• Stated exercise
Each entry below is to be transcribed exactly.

____

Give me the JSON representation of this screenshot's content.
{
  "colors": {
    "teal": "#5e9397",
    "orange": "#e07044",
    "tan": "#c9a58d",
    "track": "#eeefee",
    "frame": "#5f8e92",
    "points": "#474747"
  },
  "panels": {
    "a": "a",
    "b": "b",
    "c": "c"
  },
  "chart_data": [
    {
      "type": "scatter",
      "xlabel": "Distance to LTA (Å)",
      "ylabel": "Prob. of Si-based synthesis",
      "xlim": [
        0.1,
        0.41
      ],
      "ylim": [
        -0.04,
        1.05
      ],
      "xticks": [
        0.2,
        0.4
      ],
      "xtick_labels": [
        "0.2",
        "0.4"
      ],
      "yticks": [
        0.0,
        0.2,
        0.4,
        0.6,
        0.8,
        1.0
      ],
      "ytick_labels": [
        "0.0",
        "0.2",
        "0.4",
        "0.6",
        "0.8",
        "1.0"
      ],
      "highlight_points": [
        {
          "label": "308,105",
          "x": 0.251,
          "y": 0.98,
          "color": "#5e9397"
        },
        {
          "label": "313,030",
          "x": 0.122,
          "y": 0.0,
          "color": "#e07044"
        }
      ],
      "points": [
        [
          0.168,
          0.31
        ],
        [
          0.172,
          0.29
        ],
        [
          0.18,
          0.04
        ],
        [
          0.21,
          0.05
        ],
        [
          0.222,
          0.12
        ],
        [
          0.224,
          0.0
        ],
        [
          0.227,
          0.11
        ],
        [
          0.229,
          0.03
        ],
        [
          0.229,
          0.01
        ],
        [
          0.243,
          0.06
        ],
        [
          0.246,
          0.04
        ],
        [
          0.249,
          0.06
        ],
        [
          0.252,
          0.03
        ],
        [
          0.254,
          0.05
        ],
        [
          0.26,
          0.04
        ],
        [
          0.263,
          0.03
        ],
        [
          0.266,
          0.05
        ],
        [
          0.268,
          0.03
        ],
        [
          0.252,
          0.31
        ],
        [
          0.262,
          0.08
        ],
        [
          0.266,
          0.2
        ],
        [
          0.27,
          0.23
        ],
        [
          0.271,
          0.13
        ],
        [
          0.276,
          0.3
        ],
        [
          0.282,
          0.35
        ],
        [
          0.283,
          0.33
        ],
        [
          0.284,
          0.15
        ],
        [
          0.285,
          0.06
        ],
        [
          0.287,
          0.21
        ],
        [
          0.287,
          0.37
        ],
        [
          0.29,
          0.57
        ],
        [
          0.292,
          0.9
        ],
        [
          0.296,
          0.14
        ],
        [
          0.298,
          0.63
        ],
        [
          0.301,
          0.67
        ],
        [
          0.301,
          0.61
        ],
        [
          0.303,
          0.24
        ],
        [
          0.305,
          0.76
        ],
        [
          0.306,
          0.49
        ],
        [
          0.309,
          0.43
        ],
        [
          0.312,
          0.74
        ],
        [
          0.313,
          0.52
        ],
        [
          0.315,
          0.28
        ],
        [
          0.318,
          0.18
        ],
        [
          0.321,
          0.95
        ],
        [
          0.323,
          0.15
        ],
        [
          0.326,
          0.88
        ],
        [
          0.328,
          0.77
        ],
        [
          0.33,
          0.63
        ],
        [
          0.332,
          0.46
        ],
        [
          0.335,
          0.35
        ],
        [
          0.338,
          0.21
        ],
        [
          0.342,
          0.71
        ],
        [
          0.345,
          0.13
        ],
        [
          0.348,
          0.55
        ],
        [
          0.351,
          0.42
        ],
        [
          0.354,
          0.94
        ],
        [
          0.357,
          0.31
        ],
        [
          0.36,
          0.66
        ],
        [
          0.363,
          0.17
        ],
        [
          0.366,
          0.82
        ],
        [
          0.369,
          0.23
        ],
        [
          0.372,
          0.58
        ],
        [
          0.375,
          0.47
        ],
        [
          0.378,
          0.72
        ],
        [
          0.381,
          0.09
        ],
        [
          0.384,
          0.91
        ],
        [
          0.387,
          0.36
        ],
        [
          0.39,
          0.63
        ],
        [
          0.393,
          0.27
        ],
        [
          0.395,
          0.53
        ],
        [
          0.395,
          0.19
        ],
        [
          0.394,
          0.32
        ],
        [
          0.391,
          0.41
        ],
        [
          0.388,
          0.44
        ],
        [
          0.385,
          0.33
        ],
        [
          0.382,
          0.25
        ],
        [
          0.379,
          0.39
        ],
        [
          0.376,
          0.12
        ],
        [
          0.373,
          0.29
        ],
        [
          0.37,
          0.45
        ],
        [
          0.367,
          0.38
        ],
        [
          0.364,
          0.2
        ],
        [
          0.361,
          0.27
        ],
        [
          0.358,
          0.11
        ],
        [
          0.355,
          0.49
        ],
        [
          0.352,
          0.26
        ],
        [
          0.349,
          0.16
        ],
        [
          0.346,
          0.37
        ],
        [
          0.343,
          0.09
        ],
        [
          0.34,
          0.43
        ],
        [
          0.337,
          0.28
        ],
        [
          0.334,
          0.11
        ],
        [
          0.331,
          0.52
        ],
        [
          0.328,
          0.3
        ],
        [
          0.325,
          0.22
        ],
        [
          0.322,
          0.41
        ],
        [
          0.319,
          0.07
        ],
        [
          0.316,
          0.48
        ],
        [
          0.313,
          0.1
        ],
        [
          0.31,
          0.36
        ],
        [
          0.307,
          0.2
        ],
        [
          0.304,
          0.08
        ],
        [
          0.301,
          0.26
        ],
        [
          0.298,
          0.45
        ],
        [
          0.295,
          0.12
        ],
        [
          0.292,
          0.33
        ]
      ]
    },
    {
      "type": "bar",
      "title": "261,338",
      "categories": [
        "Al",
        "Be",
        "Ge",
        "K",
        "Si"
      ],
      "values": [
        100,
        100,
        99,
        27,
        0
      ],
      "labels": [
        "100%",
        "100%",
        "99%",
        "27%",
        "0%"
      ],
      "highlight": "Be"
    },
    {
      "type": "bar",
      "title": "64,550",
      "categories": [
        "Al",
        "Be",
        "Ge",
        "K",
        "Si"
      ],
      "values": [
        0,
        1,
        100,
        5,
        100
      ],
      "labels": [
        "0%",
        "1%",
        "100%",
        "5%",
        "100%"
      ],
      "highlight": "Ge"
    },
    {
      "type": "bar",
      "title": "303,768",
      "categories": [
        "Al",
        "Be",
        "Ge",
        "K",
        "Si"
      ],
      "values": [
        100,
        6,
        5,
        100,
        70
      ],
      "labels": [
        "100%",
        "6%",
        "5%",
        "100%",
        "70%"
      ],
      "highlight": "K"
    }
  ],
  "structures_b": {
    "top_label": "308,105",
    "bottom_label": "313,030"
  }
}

____

• Answer to the exercise
Give me the JSON representation of this screenshot's content.
{
  "colors": {
    "teal": "#5e9397",
    "orange": "#e07044",
    "tan": "#c9a58d",
    "track": "#eeefee",
    "frame": "#5f8e92",
    "points": "#474747"
  },
  "panels": {
    "a": "a",
    "b": "b",
    "c": "c"
  },
  "chart_data": [
    {
      "type": "scatter",
      "xlabel": "Distance to LTA (Å)",
      "ylabel": "Prob. of Si-based synthesis",
      "xlim": [
        0.1,
        0.41
      ],
      "ylim": [
        -0.04,
        1.05
      ],
      "xticks": [
        0.2,
        0.4
      ],
      "xtick_labels": [
        "0.2",
        "0.4"
      ],
      "yticks": [
        0.0,
        0.2,
        0.4,
        0.6,
        0.8,
        1.0
      ],
      "ytick_labels": [
        "0.0",
        "0.2",
        "0.4",
        "0.6",
        "0.8",
        "1.0"
      ],
      "highlight_points": [
        {
          "label": "308,105",
          "x": 0.251,
          "y": 0.98,
          "color": "#5e9397"
        },
        {
          "label": "313,030",
          "x": 0.122,
          "y": 0.0,
          "color": "#e07044"
        }
      ],
      "points": [
        [
          0.168,
          0.31
        ],
        [
          0.172,
          0.29
        ],
        [
          0.18,
          0.04
        ],
        [
          0.21,
          0.05
        ],
        [
          0.222,
          0.12
        ],
        [
          0.224,
          0.0
        ],
        [
          0.227,
          0.11
        ],
        [
          0.229,
          0.03
        ],
        [
          0.229,
          0.01
        ],
        [
          0.243,
          0.06
        ],
        [
          0.246,
          0.04
        ],
        [
          0.249,
          0.06
        ],
        [
          0.252,
          0.03
        ],
        [
          0.254,
          0.05
        ],
        [
          0.26,
          0.04
        ],
        [
          0.263,
          0.03
        ],
        [
          0.266,
          0.05
        ],
        [
          0.268,
          0.03
        ],
        [
          0.252,
          0.31
        ],
        [
          0.262,
          0.08
        ],
        [
          0.266,
          0.2
        ],
        [
          0.27,
          0.23
        ],
        [
          0.271,
          0.13
        ],
        [
          0.276,
          0.3
        ],
        [
          0.282,
          0.35
        ],
        [
          0.283,
          0.33
        ],
        [
          0.284,
          0.15
        ],
        [
          0.285,
          0.06
        ],
        [
          0.287,
          0.21
        ],
        [
          0.287,
          0.37
        ],
        [
          0.29,
          0.57
        ],
        [
          0.292,
          0.9
        ],
        [
          0.296,
          0.14
        ],
        [
          0.298,
          0.63
        ],
        [
          0.301,
          0.67
        ],
        [
          0.301,
          0.61
        ],
        [
          0.303,
          0.24
        ],
        [
          0.305,
          0.76
        ],
        [
          0.306,
          0.49
        ],
        [
          0.309,
          0.43
        ],
        [
          0.312,
          0.74
        ],
        [
          0.313,
          0.52
        ],
        [
          0.315,
          0.28
        ],
        [
          0.318,
          0.18
        ],
        [
          0.321,
          0.95
        ],
        [
          0.323,
          0.15
        ],
        [
          0.326,
          0.88
        ],
        [
          0.328,
          0.77
        ],
        [
          0.33,
          0.63
        ],
        [
          0.332,
          0.46
        ],
        [
          0.335,
          0.35
        ],
        [
          0.338,
          0.21
        ],
        [
          0.342,
          0.71
        ],
        [
          0.345,
          0.13
        ],
        [
          0.348,
          0.55
        ],
        [
          0.351,
          0.42
        ],
        [
          0.354,
          0.94
        ],
        [
          0.357,
          0.31
        ],
        [
          0.36,
          0.66
        ],
        [
          0.363,
          0.17
        ],
        [
          0.366,
          0.82
        ],
        [
          0.369,
          0.23
        ],
        [
          0.372,
          0.58
        ],
        [
          0.375,
          0.47
        ],
        [
          0.378,
          0.72
        ],
        [
          0.381,
          0.09
        ],
        [
          0.384,
          0.91
        ],
        [
          0.387,
          0.36
        ],
        [
          0.39,
          0.63
        ],
        [
          0.393,
          0.27
        ],
        [
          0.395,
          0.53
        ],
        [
          0.395,
          0.19
        ],
        [
          0.394,
          0.32
        ],
        [
          0.391,
          0.41
        ],
        [
          0.388,
          0.44
        ],
        [
          0.385,
          0.33
        ],
        [
          0.382,
          0.25
        ],
        [
          0.379,
          0.39
        ],
        [
          0.376,
          0.12
        ],
        [
          0.373,
          0.29
        ],
        [
          0.37,
          0.45
        ],
        [
          0.367,
          0.38
        ],
        [
          0.364,
          0.2
        ],
        [
          0.361,
          0.27
        ],
        [
          0.358,
          0.11
        ],
        [
          0.355,
          0.49
        ],
        [
          0.352,
          0.26
        ],
        [
          0.349,
          0.16
        ],
        [
          0.346,
          0.37
        ],
        [
          0.343,
          0.09
        ],
        [
          0.34,
          0.43
        ],
        [
          0.337,
          0.28
        ],
        [
          0.334,
          0.11
        ],
        [
          0.331,
          0.52
        ],
        [
          0.328,
          0.3
        ],
        [
          0.325,
          0.22
        ],
        [
          0.322,
          0.41
        ],
        [
          0.319,
          0.07
        ],
        [
          0.316,
          0.48
        ],
        [
          0.313,
          0.1
        ],
        [
          0.31,
          0.36
        ],
        [
          0.307,
          0.2
        ],
        [
          0.304,
          0.08
        ],
        [
          0.301,
          0.26
        ],
        [
          0.298,
          0.45
        ],
        [
          0.295,
          0.12
        ],
        [
          0.292,
          0.33
        ]
      ]
    },
    {
      "type": "bar",
      "title": "261,338",
      "categories": [
        "Al",
        "Be",
        "Ge",
        "K",
        "Si"
      ],
      "values": [
        100,
        100,
        99,
        27,
        0
      ],
      "labels": [
        "100%",
        "100%",
        "99%",
        "27%",
        "0%"
      ],
      "highlight": "Be"
    },
    {
      "type": "bar",
      "title": "64,550",
      "categories": [
        "Al",
        "Be",
        "Ge",
        "K",
        "Si"
      ],
      "values": [
        0,
        1,
        100,
        5,
        100
      ],
      "labels": [
        "0%",
        "1%",
        "100%",
        "5%",
        "100%"
      ],
      "highlight": "Ge"
    },
    {
      "type": "bar",
      "title": "303,768",
      "categories": [
        "Al",
        "Be",
        "Ge",
        "K",
        "Si"
      ],
      "values": [
        100,
        6,
        5,
        100,
        70
      ],
      "labels": [
        "100%",
        "6%",
        "5%",
        "100%",
        "70%"
      ],
      "highlight": "K"
    }
  ],
  "structures_b": {
    "top_label": "308,105",
    "bottom_label": "313,030"
  }
}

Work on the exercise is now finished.